• What the task asks:
Each line of the listing that contains the word "organisations" is to be copied.

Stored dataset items
::::::
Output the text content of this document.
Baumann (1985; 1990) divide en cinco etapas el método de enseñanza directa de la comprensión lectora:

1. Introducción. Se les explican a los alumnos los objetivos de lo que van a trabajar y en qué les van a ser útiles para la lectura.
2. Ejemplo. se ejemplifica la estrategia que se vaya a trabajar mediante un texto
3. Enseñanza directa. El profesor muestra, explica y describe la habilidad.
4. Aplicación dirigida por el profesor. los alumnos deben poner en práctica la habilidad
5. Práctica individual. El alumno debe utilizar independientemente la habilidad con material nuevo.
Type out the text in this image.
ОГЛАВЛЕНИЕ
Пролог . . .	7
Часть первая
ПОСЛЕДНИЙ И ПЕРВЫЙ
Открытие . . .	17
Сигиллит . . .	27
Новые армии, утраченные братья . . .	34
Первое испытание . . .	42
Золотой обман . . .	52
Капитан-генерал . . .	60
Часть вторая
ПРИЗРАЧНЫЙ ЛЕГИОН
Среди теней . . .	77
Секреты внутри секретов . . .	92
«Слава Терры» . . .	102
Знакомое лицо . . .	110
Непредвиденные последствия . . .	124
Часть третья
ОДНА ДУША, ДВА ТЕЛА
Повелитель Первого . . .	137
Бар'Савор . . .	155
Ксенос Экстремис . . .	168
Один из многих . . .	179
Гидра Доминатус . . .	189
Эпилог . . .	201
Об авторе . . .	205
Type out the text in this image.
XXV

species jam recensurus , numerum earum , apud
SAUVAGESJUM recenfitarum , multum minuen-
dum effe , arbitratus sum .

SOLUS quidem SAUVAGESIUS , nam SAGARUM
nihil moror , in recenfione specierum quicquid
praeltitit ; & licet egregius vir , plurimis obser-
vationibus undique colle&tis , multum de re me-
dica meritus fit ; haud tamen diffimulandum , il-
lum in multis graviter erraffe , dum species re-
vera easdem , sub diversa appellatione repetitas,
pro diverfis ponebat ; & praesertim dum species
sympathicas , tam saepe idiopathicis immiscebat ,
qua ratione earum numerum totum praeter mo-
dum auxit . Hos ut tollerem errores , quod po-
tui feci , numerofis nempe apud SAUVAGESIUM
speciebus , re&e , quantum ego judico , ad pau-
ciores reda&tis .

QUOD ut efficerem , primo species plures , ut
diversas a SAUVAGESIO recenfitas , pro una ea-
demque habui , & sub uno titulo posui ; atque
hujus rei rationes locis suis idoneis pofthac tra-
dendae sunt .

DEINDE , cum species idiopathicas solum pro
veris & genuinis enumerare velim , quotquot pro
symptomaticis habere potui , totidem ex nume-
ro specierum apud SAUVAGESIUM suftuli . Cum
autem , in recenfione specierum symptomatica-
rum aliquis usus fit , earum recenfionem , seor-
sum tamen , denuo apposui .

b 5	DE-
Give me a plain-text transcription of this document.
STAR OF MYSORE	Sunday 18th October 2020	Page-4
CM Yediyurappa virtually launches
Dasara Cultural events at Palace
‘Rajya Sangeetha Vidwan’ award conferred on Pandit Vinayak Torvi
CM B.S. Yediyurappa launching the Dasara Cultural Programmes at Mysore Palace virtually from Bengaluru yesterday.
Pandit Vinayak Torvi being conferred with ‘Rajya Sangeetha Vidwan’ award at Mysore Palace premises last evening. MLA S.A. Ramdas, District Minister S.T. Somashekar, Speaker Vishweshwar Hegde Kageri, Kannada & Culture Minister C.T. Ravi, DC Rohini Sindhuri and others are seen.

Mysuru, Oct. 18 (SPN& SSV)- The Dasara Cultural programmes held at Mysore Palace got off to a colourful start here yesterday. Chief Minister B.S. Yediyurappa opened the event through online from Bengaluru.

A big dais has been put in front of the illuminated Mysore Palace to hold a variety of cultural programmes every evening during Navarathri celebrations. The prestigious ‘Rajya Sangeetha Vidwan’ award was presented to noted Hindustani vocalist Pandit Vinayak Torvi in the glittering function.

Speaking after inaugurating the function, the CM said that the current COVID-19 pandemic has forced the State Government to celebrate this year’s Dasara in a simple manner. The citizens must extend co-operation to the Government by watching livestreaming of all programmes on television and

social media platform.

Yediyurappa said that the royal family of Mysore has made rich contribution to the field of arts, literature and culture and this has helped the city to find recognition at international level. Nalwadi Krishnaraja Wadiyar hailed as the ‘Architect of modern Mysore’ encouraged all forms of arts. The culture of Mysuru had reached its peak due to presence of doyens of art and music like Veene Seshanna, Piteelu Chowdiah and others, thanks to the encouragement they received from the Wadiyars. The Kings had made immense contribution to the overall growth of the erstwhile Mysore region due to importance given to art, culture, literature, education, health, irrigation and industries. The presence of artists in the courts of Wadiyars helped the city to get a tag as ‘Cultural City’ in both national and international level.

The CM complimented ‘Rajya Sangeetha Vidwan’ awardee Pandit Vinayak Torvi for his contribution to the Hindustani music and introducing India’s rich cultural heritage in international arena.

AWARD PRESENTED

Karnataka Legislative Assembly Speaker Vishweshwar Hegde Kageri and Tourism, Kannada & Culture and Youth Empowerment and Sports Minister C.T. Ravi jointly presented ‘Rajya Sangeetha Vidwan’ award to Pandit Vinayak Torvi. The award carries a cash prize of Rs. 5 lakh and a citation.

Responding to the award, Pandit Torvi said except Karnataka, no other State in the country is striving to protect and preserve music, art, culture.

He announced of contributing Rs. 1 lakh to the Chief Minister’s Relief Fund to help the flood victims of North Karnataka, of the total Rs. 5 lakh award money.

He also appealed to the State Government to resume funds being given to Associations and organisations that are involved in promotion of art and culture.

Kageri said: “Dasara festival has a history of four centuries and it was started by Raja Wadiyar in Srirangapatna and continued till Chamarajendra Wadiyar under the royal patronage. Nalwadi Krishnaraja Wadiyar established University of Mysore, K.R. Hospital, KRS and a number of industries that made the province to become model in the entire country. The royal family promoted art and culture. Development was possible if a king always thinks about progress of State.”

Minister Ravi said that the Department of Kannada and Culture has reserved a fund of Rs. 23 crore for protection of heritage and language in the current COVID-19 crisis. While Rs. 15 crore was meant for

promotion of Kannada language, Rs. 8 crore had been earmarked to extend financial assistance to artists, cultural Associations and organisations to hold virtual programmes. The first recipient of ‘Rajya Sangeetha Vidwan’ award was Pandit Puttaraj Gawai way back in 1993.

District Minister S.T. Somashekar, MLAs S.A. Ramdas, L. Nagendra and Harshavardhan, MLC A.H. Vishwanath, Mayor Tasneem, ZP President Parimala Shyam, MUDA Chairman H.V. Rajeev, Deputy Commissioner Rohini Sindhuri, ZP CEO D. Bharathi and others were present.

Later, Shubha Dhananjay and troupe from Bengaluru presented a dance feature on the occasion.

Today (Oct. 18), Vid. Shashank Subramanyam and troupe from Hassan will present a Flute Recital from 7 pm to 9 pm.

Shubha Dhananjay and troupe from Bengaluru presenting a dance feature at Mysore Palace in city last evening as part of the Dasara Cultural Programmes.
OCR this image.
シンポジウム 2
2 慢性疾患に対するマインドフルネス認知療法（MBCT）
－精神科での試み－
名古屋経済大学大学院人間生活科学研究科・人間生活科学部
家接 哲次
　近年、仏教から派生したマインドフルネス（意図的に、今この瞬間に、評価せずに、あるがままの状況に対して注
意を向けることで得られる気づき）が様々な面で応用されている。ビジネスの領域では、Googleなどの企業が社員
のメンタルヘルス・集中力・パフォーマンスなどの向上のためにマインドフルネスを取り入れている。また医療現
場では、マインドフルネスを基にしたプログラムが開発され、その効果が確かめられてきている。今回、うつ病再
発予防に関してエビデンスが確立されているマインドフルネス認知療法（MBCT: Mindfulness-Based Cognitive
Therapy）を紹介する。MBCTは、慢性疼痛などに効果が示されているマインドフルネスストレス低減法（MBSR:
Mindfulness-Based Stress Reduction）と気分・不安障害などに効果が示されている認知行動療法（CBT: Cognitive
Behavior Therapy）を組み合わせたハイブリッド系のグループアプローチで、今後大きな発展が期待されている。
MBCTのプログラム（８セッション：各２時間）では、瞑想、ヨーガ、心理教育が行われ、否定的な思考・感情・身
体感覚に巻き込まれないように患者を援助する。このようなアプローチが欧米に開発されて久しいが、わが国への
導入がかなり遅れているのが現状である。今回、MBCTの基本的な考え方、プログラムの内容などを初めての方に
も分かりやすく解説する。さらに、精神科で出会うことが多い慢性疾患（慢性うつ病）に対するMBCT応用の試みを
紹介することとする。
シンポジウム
::::::
• Solution below:
He also appealed to the State Government to resume funds being given to Associations and organisations that are involved in promotion of art and culture.
promotion of Kannada language, Rs. 8 crore had been earmarked to extend financial assistance to artists, cultural Associations and organisations to hold virtual programmes. The first recipient of ‘Rajya Sangeetha Vidwan’ award was Pandit Puttaraj Gawai way back in 1993.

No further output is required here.